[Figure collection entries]
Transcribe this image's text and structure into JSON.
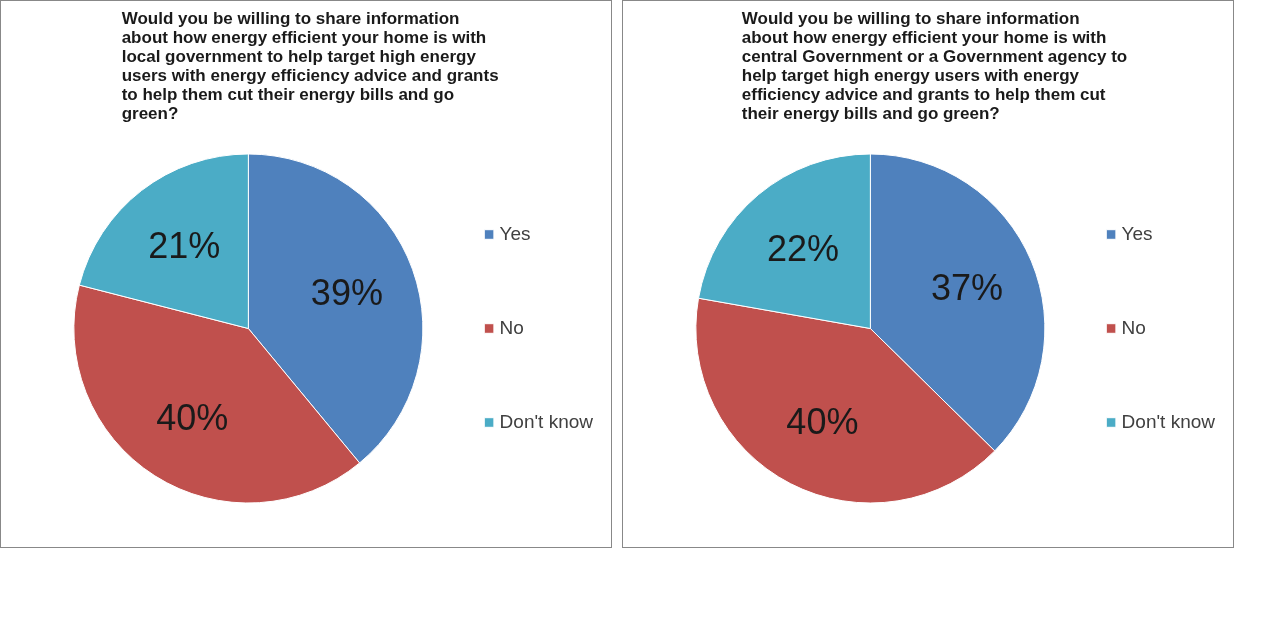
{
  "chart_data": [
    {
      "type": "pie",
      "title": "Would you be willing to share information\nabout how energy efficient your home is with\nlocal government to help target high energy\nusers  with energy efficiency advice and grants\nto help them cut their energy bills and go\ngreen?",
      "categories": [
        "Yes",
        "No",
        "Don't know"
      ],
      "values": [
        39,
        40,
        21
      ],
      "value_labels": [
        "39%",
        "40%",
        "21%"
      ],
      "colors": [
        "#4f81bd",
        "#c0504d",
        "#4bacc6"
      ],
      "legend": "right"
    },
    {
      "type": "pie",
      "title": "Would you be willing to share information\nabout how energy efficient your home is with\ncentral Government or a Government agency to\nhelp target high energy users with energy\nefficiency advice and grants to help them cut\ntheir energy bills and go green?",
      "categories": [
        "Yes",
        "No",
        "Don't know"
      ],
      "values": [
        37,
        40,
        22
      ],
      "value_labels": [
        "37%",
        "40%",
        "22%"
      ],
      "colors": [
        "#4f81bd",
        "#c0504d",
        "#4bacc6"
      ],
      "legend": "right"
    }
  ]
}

*Objective*: Filter the entries above down to the lines containing the word "bills".

*Output below*:
      "title": "Would you be willing to share information\nabout how energy efficient your home is with\nlocal government to help target high energy\nusers  with energy efficiency advice and grants\nto help them cut their energy bills and go\ngreen?",
      "title": "Would you be willing to share information\nabout how energy efficient your home is with\ncentral Government or a Government agency to\nhelp target high energy users with energy\nefficiency advice and grants to help them cut\ntheir energy bills and go green?",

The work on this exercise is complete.